In the text below about testing NHibernate with an in-memory SQLite database, translate this sentence into Spanish: "Before each test runs, a new session is created, and the test runs in a transaction which is rolled back at the end."

Selected text |
====

I use NHibernate for my dataacess, and for awhile not I\'ve been using SQLite for local integration tests. I\'ve been using a file, but I thought I would out the :memory: o
I had similar problems that lasted even after opening the ISession as stated above, and adding "Pooling=True;Max Pool Size=1" to my connection string. It helped, but I still had some cases where the connection would close during a test (usually right after committing a transaction).
What finally worked for me was setting the property "connection.release_mode" to "on_close" in my SessionFactory configuration.
My configuration in the app.config file now look likes this:
<hibernate-configuration xmlns="urn:nhibernate-configuration-2.2">
<reflection-optimizer use="true" />
<session-factory>
<property name="connection.connection_string_name">testSqlLiteDB</property>
<property name="connection.driver_class">NHibernate.Driver.SQLite20Driver</property>
<property name="connection.provider">NHibernate.Connection.DriverConnectionProvider</property>
<property name="connection.release_mode">on_close</property>
<property name="dialect">NHibernate.Dialect.SQLiteDialect</property>
<property name="proxyfactory.factory_class">NHibernate.ByteCode.Castle.ProxyFactoryFactory, NHibernate.ByteCode.Castle</property>
<property name="query.substitutions">true=1;false=0</property>
</session-factory>
</hibernate-configuration>
Hope it helps!
Just want to thank decates. Been trying to solve this for a couple of months now and all I had to do was add
FullUri=file:memorydb.db?mode=memory&cache=shared
to the connection string in my nhibernate config file. Also using just NHibernate with *.hbm.xml and not FNH and didn't really have to modify my code at all!
I was able to use a SQLite in-memory database and avoid having to rebuild the schema for each test by using SQLite's support for 'Shared Cache', which allows an in-memory database to be shared across connections.
I did the following in AssemblyInitialize (I'm using MSTest):
Configure NHibernate (Fluently) to use SQLite with the following connection string:
FullUri=file:memorydb.db?mode=memory&cache=shared
Use that configuration to create a hbm2ddl.SchemaExport object, and execute it on a separate connection (but with that same connection string again).
Before each test runs, a new session is created, and the test runs in a transaction which is rolled back at the end.
Here is an example of the test assembly-level code:
[TestClass]
public static class SampleAssemblySetup
{
private const string ConnectionString = "FullUri=file:memorydb.db?mode=memory&cache=shared";
private static SQLiteConnection _connection;
[AssemblyInitialize]
public static void AssemblyInit(TestContext context)
{
var configuration = Fluently.Configure()
.Database(SQLiteConfiguration.Standard.ConnectionString(ConnectionString))
.Mappings(m => m.FluentMappings.AddFromAssembly(Assembly.Load("MyMappingsAssembly")))
.ExposeConfiguration(x => x.SetProperty("current_session_context_class", "call"))
.BuildConfiguration();
// Create the schema in the database
// Because it's an in-memory database, we hold this connection open until all the tests are finished
var schemaExport = new SchemaExport(configuration);
_connection = new SQLiteConnection(ConnectionString);
_connection.Open();
schemaExport.Execute(false, true, false, _connection, null);
}
[AssemblyCleanup]
public static void AssemblyTearDown()
{
if (_connection != null)
{
_connection.Dispose();
_connection = null;
}
}
}
And a base class for each unit test class/fixture:
public class TestBase
{
[TestInitialize]
public virtual void Initialize()

====

Recorded data |
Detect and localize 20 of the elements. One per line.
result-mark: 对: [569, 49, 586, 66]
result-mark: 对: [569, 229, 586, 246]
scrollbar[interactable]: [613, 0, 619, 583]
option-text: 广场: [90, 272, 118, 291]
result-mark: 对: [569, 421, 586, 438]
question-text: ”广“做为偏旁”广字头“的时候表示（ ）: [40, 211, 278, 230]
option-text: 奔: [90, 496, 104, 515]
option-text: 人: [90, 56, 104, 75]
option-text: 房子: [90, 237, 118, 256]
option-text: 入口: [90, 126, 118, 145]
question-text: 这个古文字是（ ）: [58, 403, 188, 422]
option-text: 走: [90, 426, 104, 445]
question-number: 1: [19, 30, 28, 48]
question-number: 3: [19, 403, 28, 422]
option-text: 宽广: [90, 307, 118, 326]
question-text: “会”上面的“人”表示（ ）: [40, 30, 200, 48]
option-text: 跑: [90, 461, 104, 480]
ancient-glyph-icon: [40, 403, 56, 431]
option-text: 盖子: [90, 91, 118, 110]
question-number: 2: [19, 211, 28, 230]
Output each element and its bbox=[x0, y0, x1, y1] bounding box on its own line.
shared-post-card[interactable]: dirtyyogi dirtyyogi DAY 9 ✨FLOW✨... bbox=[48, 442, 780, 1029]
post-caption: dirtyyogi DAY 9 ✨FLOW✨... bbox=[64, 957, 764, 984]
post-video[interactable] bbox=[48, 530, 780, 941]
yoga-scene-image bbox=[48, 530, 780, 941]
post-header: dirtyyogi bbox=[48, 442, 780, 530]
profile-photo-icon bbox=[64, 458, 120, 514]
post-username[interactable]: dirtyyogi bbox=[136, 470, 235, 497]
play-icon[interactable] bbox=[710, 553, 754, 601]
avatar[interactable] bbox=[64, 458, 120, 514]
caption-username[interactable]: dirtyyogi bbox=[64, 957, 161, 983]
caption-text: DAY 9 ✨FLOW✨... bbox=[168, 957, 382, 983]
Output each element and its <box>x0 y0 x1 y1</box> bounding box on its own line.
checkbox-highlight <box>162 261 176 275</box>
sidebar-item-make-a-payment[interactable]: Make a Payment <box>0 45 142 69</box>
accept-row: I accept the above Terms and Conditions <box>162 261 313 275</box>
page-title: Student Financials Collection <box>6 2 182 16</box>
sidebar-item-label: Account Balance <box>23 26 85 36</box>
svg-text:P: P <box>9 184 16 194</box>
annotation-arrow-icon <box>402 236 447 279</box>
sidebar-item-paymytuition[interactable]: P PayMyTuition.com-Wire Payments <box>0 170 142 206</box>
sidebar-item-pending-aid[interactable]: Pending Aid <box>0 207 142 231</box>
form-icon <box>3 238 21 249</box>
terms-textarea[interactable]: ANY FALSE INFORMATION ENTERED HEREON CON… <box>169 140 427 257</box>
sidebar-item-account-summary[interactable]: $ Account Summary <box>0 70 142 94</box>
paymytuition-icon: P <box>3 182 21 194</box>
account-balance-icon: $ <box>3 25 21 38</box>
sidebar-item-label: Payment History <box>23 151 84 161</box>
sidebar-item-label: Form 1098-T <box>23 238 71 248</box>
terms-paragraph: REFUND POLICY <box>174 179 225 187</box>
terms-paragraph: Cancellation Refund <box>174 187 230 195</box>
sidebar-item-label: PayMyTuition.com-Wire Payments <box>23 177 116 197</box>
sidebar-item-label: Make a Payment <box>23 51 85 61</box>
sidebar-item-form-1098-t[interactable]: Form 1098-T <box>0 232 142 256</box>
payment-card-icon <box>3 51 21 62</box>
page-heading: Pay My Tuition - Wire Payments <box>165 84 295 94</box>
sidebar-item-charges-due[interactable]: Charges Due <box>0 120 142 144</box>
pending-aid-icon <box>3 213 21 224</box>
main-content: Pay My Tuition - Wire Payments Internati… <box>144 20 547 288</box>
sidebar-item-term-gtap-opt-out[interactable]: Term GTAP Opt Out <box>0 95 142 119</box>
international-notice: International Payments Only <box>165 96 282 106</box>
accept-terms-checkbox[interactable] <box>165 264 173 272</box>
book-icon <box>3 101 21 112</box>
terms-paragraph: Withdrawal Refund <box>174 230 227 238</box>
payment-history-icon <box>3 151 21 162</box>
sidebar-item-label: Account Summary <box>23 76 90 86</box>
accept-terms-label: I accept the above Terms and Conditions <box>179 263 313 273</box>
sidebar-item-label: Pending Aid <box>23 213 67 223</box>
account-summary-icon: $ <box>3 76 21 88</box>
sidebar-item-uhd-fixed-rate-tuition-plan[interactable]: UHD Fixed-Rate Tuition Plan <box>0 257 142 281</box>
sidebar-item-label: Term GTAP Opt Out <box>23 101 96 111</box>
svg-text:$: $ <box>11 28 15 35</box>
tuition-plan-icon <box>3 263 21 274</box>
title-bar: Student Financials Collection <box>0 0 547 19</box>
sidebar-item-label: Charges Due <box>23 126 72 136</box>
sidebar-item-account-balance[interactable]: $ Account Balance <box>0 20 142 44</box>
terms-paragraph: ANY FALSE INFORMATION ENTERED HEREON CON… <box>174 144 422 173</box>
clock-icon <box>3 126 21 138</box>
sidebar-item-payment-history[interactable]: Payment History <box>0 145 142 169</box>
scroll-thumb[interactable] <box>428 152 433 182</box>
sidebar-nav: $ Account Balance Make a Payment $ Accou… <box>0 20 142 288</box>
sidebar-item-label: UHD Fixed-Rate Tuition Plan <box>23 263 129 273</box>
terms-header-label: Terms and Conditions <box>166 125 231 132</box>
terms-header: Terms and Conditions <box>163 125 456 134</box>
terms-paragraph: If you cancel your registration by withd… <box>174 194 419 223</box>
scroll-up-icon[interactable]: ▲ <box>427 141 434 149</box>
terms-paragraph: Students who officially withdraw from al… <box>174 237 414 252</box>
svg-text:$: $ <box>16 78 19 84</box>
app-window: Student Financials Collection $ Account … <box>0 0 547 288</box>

====

Task solution | Antes de que se ejecute cada prueba, se crea una nueva sesión, y la prueba se ejecuta en una transacción que se revierte al final.